What to produce:
Copy every line of the data that contains the string "xlsx".

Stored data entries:
begin

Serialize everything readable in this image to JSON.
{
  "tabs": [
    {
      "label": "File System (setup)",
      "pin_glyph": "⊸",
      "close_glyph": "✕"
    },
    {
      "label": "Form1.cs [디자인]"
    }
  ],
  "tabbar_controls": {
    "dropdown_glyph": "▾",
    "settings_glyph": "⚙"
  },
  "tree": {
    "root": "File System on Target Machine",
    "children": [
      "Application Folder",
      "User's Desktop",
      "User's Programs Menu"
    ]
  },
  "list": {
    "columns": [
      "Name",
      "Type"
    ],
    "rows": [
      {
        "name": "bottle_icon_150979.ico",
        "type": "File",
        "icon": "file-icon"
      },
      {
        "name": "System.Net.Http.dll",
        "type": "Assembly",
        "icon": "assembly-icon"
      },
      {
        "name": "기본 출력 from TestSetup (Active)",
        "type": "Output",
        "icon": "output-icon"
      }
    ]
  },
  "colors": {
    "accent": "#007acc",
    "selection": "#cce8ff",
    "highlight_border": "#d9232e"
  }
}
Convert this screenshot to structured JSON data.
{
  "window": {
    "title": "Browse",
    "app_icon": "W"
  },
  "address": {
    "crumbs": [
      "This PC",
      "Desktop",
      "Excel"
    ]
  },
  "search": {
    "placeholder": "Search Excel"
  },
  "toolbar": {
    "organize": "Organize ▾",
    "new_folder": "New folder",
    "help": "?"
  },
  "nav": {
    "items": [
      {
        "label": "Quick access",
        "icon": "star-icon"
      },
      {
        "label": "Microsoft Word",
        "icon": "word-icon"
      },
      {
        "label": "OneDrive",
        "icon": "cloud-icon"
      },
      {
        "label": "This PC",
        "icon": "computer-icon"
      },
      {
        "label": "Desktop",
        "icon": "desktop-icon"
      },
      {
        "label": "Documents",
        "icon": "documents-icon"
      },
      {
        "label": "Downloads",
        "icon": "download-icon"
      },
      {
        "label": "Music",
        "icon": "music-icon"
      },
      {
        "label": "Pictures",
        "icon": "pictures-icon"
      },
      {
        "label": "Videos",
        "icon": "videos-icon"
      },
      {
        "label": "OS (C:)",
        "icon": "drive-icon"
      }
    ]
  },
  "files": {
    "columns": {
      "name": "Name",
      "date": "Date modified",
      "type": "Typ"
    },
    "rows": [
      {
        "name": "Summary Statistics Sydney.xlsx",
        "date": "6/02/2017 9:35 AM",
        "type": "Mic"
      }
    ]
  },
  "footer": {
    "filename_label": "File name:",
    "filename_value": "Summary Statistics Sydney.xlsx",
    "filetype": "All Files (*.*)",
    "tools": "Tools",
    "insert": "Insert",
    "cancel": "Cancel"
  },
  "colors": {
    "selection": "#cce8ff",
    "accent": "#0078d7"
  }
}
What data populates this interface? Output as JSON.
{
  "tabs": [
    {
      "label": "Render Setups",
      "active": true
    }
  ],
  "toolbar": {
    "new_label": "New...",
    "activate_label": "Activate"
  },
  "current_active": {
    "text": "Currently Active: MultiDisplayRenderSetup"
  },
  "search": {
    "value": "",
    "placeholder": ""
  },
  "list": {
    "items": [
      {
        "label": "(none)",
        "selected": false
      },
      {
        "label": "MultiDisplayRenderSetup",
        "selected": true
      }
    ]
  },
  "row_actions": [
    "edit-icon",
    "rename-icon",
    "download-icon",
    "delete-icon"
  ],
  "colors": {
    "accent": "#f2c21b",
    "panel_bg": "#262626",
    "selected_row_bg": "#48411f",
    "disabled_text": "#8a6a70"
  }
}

end

Exercise solution:
        "name": "Summary Statistics Sydney.xlsx",
    "filename_value": "Summary Statistics Sydney.xlsx",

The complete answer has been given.